LISTED ENTRIES:
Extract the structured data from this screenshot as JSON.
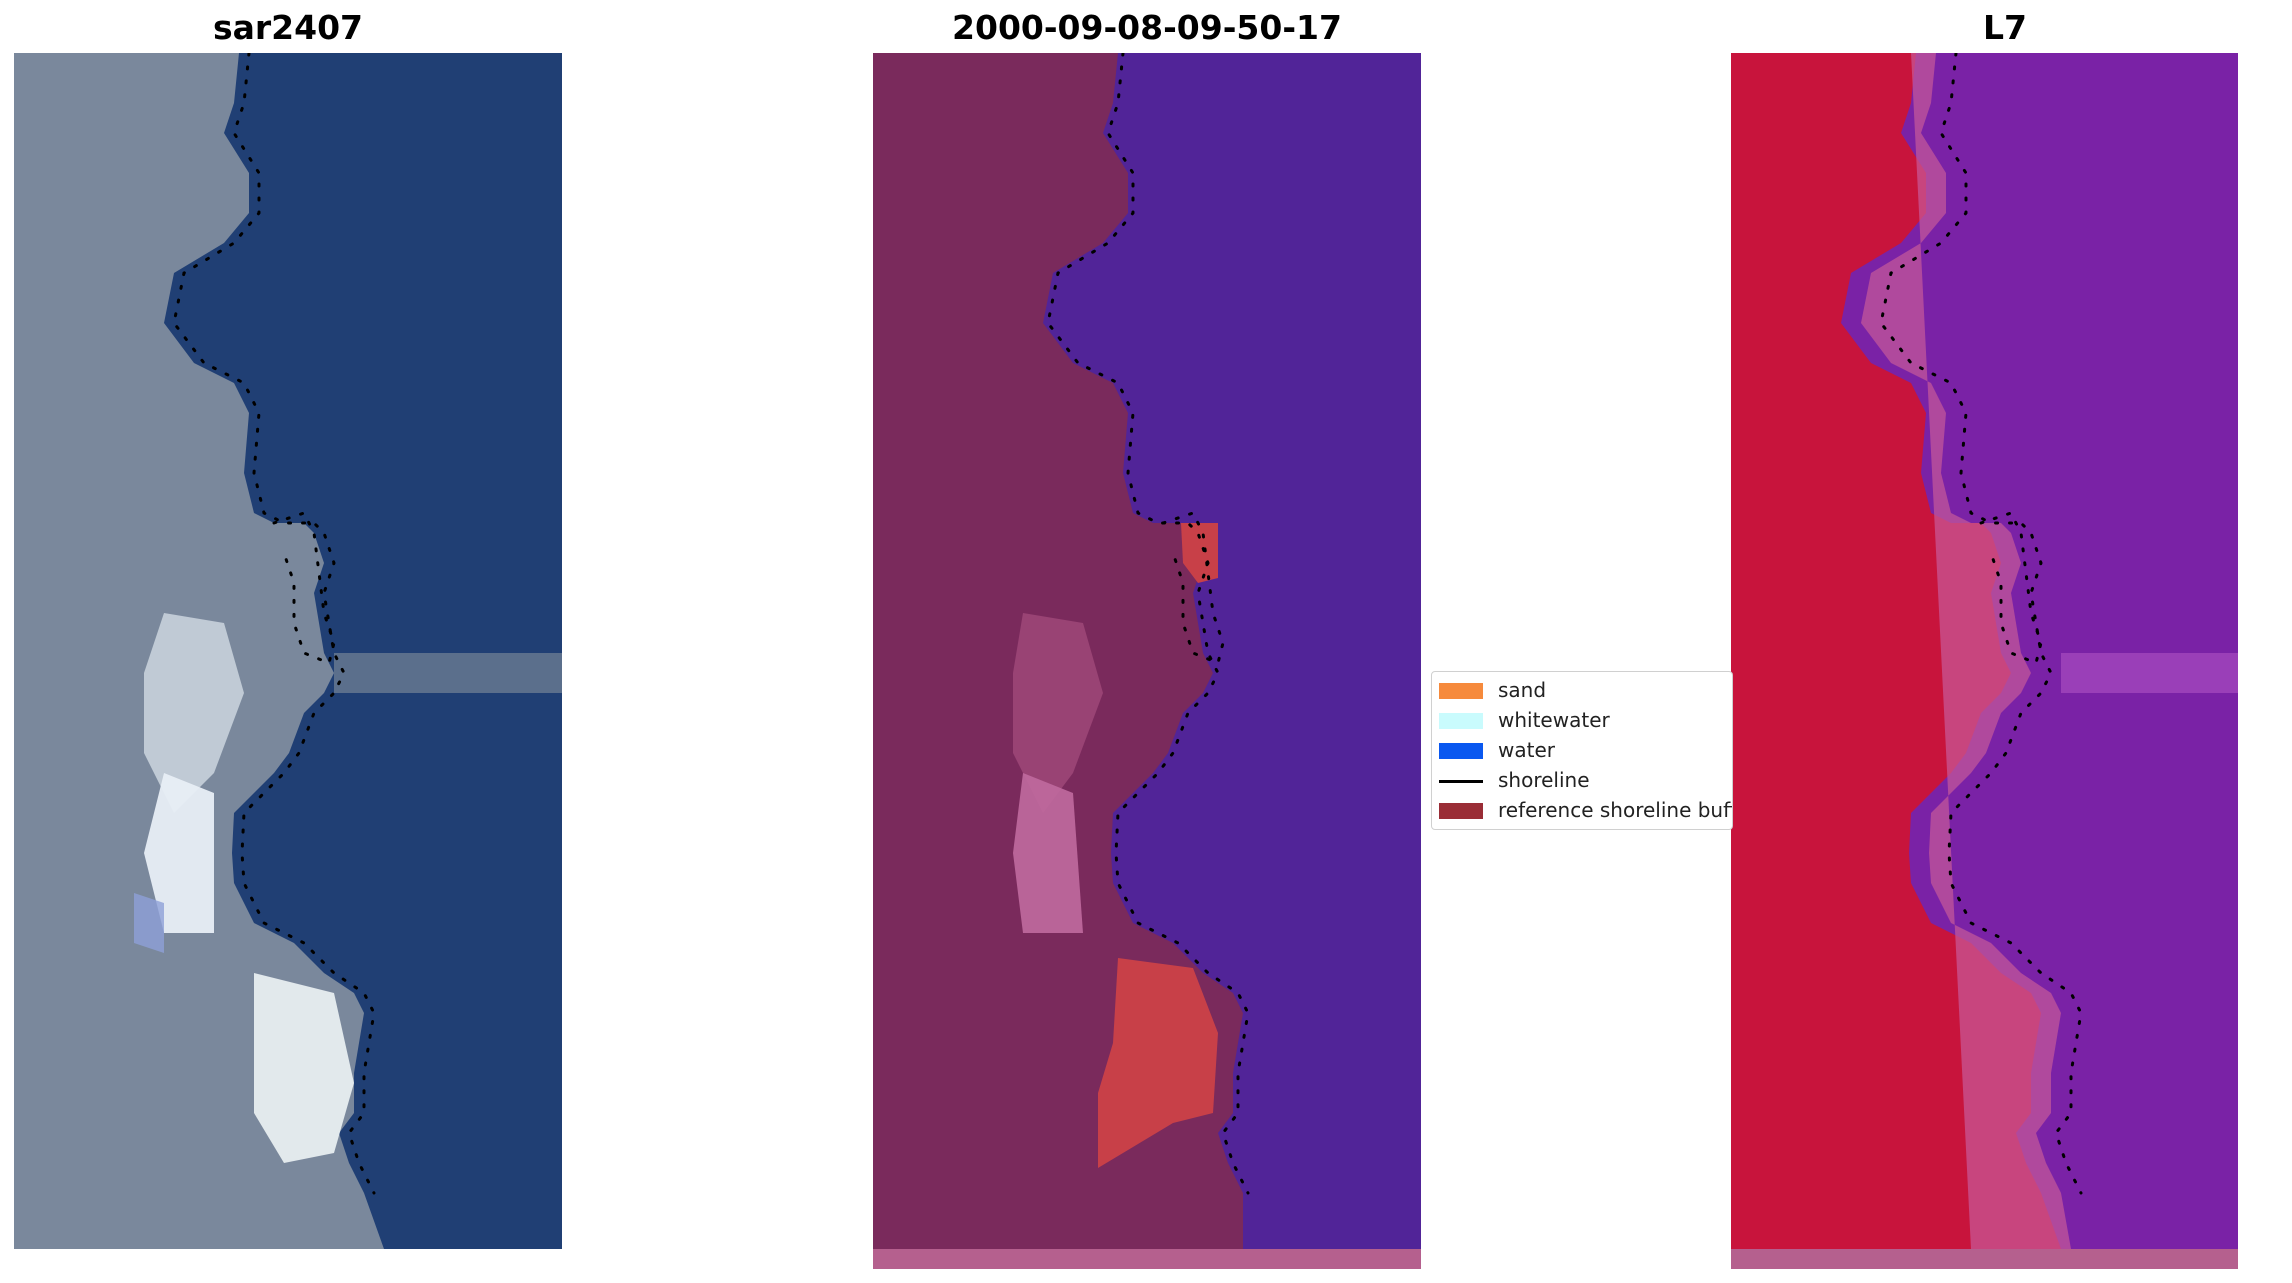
{
  "panels": [
    {
      "title": "sar2407"
    },
    {
      "title": "2000-09-08-09-50-17"
    },
    {
      "title": "L7"
    }
  ],
  "legend": {
    "items": [
      {
        "label": "sand",
        "color": "#f68a3c"
      },
      {
        "label": "whitewater",
        "color": "#c9fbfd"
      },
      {
        "label": "water",
        "color": "#0a58f0"
      },
      {
        "label": "shoreline",
        "color": "#000000"
      },
      {
        "label": "reference shoreline buffer",
        "color": "#9a2d36"
      }
    ]
  },
  "colors": {
    "rgb_land": "#7a889c",
    "rgb_water": "#203f74",
    "rgb_sand": "#e8eef0",
    "class_land": "#7a2a5c",
    "class_water": "#512498",
    "class_sand": "#c84048",
    "class_strip": "#b5608e",
    "ndwi_land": "#c8143c",
    "ndwi_water": "#7a22a6"
  }
}
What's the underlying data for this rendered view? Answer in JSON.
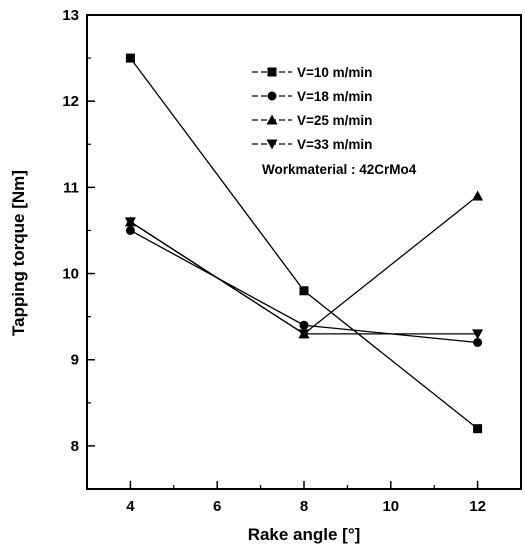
{
  "chart_data": {
    "type": "line",
    "xlabel": "Rake angle [°]",
    "ylabel": "Tapping torque [Nm]",
    "xlim": [
      3,
      13
    ],
    "ylim": [
      7.5,
      13
    ],
    "xticks": [
      4,
      6,
      8,
      10,
      12
    ],
    "yticks": [
      8,
      9,
      10,
      11,
      12,
      13
    ],
    "x": [
      4,
      8,
      12
    ],
    "series": [
      {
        "name": "V=10 m/min",
        "marker": "square",
        "values": [
          12.5,
          9.8,
          8.2
        ]
      },
      {
        "name": "V=18 m/min",
        "marker": "circle",
        "values": [
          10.5,
          9.4,
          9.2
        ]
      },
      {
        "name": "V=25 m/min",
        "marker": "triangle-up",
        "values": [
          10.6,
          9.3,
          10.9
        ]
      },
      {
        "name": "V=33 m/min",
        "marker": "triangle-down",
        "values": [
          10.6,
          9.3,
          9.3
        ]
      }
    ],
    "annotation": "Workmaterial : 42CrMo4",
    "legend_position": "top-right",
    "grid": false
  }
}
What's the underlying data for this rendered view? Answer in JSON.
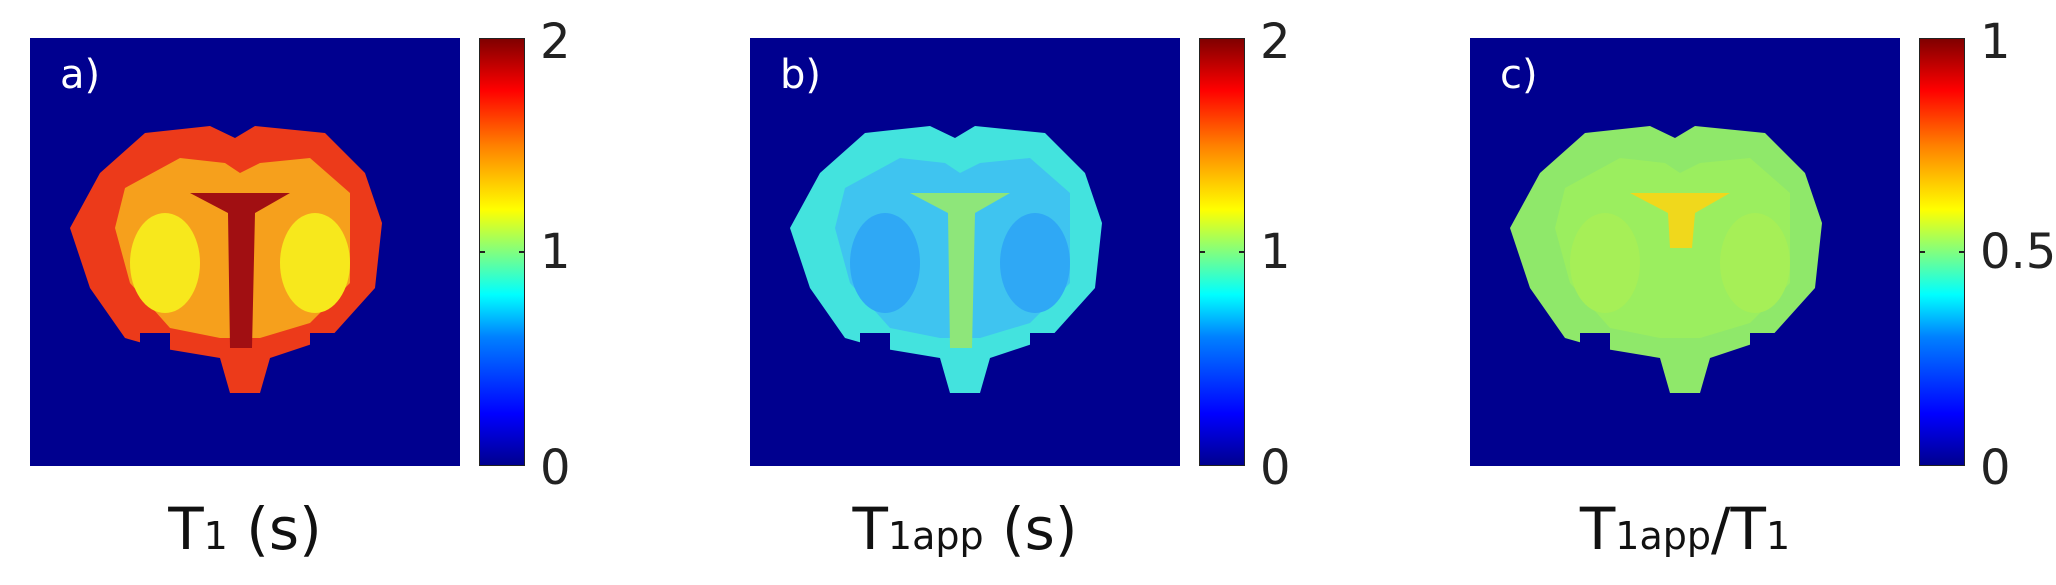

WRITTEN INSTRUCTION:
Each entry should be repeated exactly as it appears; the pictures stay out.

RESPONSE TO THIS TASK:
Extract the structured data from this screenshot as JSON.
{
  "panels": [
    {
      "title": "sar2407"
    },
    {
      "title": "2000-09-08-09-50-17"
    },
    {
      "title": "L7"
    }
  ],
  "legend": {
    "items": [
      {
        "label": "sand",
        "color": "#f68a3c"
      },
      {
        "label": "whitewater",
        "color": "#c9fbfd"
      },
      {
        "label": "water",
        "color": "#0a58f0"
      },
      {
        "label": "shoreline",
        "color": "#000000"
      },
      {
        "label": "reference shoreline buffer",
        "color": "#9a2d36"
      }
    ]
  },
  "colors": {
    "rgb_land": "#7a889c",
    "rgb_water": "#203f74",
    "rgb_sand": "#e8eef0",
    "class_land": "#7a2a5c",
    "class_water": "#512498",
    "class_sand": "#c84048",
    "class_strip": "#b5608e",
    "ndwi_land": "#c8143c",
    "ndwi_water": "#7a22a6"
  }
}
What's the underlying data for this rendered view? Answer in JSON.
{
  "chart_data": {
    "type": "line",
    "xlabel": "Rake angle [°]",
    "ylabel": "Tapping torque [Nm]",
    "xlim": [
      3,
      13
    ],
    "ylim": [
      7.5,
      13
    ],
    "xticks": [
      4,
      6,
      8,
      10,
      12
    ],
    "yticks": [
      8,
      9,
      10,
      11,
      12,
      13
    ],
    "x": [
      4,
      8,
      12
    ],
    "series": [
      {
        "name": "V=10 m/min",
        "marker": "square",
        "values": [
          12.5,
          9.8,
          8.2
        ]
      },
      {
        "name": "V=18 m/min",
        "marker": "circle",
        "values": [
          10.5,
          9.4,
          9.2
        ]
      },
      {
        "name": "V=25 m/min",
        "marker": "triangle-up",
        "values": [
          10.6,
          9.3,
          10.9
        ]
      },
      {
        "name": "V=33 m/min",
        "marker": "triangle-down",
        "values": [
          10.6,
          9.3,
          9.3
        ]
      }
    ],
    "annotation": "Workmaterial : 42CrMo4",
    "legend_position": "top-right",
    "grid": false
  }
}
What's the underlying data for this rendered view? Answer in JSON.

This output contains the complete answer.